• What is needed: Find and copy lines holding "goals".

>> BEGIN Provided data

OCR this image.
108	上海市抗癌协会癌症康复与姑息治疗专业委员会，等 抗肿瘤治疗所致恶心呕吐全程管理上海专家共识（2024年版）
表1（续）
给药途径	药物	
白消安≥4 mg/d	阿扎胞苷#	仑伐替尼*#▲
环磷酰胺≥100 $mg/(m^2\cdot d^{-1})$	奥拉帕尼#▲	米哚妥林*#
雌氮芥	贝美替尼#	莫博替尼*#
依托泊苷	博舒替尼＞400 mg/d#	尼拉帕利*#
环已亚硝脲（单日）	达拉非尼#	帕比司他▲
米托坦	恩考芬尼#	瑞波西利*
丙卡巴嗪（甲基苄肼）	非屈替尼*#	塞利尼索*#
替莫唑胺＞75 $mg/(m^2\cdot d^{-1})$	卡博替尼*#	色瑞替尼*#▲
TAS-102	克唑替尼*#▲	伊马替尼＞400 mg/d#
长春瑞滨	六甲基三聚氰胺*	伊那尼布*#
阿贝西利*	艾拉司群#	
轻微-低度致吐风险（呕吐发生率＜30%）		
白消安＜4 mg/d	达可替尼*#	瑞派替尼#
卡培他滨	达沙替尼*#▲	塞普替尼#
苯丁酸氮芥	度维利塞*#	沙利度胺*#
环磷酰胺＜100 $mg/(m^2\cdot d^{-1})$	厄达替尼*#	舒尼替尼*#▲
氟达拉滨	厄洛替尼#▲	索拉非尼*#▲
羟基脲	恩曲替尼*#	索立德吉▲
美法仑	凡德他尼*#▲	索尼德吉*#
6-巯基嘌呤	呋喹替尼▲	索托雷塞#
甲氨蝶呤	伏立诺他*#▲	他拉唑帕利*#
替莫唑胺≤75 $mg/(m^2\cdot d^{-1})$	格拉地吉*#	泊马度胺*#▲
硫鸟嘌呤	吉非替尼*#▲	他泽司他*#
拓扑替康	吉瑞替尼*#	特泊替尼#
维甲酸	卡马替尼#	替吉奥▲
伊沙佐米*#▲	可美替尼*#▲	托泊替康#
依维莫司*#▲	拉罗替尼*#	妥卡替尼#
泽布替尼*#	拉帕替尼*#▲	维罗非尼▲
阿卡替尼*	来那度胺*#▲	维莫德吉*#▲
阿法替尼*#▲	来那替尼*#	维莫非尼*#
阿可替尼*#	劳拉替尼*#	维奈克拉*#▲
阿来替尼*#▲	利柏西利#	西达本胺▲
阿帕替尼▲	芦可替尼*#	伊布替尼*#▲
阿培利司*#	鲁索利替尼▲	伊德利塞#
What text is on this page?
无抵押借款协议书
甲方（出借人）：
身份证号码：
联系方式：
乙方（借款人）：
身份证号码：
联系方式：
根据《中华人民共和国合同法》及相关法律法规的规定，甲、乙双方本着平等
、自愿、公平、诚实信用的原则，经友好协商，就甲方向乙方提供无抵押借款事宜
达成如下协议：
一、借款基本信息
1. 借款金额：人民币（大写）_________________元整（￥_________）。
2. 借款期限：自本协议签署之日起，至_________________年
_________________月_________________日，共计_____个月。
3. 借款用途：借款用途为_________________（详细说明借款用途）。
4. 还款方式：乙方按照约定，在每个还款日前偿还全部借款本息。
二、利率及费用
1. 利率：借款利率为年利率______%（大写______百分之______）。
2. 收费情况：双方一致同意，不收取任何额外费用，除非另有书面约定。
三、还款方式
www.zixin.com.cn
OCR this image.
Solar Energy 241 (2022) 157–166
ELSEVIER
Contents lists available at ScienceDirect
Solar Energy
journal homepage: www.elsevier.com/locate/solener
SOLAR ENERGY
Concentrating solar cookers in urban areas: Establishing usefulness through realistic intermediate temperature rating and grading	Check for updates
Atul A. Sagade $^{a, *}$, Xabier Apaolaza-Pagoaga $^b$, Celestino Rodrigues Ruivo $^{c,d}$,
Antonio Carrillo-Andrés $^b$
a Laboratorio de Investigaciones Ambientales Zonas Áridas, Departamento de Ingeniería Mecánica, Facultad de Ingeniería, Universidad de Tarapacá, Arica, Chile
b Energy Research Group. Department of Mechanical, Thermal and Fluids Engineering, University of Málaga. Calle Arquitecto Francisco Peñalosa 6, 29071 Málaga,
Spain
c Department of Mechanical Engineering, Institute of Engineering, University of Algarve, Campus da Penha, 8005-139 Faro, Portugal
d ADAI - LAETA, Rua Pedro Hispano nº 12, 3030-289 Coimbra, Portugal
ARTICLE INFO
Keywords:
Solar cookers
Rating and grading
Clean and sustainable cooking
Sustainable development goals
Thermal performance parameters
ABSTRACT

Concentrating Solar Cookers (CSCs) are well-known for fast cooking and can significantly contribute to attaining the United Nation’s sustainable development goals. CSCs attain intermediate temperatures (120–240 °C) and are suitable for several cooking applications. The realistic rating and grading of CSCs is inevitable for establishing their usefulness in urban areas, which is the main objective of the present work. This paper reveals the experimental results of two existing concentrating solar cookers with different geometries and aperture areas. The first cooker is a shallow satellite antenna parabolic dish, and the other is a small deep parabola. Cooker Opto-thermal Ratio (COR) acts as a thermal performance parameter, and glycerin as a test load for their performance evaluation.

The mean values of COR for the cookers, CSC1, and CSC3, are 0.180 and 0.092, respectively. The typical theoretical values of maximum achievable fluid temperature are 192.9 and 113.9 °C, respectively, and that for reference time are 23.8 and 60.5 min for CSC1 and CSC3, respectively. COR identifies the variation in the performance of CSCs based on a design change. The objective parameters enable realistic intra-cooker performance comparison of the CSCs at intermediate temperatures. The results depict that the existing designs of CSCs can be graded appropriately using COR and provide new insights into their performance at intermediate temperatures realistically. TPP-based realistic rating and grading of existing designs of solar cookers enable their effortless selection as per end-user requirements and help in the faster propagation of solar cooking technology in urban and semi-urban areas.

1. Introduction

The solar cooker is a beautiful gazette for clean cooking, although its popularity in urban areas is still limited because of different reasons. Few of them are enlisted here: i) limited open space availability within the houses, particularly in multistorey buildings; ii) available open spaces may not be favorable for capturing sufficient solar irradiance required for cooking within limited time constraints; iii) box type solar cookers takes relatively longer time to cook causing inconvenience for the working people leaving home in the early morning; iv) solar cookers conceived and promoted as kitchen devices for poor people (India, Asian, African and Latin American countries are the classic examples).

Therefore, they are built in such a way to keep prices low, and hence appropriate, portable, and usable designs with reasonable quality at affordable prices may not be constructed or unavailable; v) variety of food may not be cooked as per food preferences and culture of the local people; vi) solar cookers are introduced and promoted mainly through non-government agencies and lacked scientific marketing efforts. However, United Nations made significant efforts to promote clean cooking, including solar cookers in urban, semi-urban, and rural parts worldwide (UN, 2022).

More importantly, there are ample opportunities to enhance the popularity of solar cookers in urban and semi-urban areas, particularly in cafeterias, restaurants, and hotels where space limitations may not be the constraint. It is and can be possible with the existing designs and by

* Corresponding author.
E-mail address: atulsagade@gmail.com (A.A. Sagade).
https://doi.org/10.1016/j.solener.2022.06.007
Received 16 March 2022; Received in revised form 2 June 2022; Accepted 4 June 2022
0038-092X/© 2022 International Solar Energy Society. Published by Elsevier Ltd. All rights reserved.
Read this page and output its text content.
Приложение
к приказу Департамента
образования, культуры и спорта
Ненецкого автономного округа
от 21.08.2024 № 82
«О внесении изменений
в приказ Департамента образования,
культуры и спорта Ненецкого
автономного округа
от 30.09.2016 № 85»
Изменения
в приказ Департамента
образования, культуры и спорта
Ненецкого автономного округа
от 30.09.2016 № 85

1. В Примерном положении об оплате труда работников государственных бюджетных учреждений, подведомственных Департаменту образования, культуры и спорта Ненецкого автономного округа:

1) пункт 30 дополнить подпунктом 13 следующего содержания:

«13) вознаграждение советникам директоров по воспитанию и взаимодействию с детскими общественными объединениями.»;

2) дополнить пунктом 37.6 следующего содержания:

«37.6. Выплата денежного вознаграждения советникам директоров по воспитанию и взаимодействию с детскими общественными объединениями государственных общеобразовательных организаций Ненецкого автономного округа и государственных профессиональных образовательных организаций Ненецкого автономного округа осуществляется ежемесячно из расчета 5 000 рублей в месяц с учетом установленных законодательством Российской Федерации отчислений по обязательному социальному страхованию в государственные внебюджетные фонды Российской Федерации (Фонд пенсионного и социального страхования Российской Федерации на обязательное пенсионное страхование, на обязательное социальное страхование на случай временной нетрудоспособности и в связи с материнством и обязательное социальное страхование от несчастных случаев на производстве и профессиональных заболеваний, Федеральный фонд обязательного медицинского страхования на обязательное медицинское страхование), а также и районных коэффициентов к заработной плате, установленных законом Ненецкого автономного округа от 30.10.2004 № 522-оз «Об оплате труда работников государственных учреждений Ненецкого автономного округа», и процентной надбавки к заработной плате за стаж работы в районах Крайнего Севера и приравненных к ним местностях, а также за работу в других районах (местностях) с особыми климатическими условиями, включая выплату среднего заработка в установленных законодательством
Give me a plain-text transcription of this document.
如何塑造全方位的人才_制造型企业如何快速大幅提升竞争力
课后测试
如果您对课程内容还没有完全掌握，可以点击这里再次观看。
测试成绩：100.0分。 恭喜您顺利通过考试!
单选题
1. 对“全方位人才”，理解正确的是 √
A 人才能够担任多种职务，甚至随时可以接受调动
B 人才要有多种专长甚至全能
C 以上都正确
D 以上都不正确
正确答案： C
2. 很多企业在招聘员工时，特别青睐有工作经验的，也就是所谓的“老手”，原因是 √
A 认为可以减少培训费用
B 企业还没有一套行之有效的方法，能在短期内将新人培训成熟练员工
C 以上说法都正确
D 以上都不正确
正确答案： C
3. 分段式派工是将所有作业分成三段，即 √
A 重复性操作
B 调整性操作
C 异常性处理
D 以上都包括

>> END Provided data

• Output below:
Sustainable development goals
Concentrating Solar Cookers (CSCs) are well-known for fast cooking and can significantly contribute to attaining the United Nation’s sustainable development goals. CSCs attain intermediate temperatures (120–240 °C) and are suitable for several cooking applications. The realistic rating and grading of CSCs is inevitable for establishing their usefulness in urban areas, which is the main objective of the present work. This paper reveals the experimental results of two existing concentrating solar cookers with different geometries and aperture areas. The first cooker is a shallow satellite antenna parabolic dish, and the other is a small deep parabola. Cooker Opto-thermal Ratio (COR) acts as a thermal performance parameter, and glycerin as a test load for their performance evaluation.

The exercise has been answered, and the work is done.